/---

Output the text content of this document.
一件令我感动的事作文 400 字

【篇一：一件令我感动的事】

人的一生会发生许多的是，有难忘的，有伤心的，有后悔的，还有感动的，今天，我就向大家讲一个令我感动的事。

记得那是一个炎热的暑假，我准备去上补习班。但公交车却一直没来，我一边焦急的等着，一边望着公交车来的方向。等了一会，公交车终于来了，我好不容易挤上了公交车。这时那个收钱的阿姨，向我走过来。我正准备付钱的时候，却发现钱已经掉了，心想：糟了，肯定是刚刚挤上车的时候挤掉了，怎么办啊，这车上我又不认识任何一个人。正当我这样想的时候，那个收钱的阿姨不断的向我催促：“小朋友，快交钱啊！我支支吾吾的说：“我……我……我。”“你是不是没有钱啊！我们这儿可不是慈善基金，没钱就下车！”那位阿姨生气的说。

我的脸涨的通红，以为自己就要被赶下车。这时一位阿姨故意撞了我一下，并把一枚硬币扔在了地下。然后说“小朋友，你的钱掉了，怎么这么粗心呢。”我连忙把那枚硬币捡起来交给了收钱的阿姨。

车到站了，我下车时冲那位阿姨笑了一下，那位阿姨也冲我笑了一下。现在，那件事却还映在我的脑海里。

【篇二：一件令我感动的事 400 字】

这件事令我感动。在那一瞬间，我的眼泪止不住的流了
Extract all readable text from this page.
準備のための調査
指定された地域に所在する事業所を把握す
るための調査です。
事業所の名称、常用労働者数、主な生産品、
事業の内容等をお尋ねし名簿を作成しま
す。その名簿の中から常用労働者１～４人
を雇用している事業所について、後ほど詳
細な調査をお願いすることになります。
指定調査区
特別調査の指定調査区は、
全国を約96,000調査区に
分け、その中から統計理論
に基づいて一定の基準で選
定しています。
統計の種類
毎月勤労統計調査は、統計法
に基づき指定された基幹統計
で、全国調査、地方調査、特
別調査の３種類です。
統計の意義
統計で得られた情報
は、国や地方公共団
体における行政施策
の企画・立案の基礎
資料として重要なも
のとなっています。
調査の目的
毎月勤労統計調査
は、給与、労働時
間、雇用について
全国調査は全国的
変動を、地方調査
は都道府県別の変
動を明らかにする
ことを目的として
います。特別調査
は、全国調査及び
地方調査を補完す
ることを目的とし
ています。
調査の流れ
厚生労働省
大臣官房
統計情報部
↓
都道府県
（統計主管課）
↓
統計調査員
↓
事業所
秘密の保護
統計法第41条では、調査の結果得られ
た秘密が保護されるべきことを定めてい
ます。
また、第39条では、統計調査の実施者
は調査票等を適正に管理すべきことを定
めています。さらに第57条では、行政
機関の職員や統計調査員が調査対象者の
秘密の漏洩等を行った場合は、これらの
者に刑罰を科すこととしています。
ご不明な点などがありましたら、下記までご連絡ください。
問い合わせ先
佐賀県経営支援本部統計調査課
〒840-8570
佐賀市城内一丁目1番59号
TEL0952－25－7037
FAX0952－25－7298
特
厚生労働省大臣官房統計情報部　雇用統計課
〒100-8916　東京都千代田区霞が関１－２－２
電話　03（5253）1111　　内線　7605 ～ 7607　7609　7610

\---

• **Your task**: Pull every line containing "text" out of the data above.

• **Written answer**:
Output the text content of this document.
Extract all readable text from this page.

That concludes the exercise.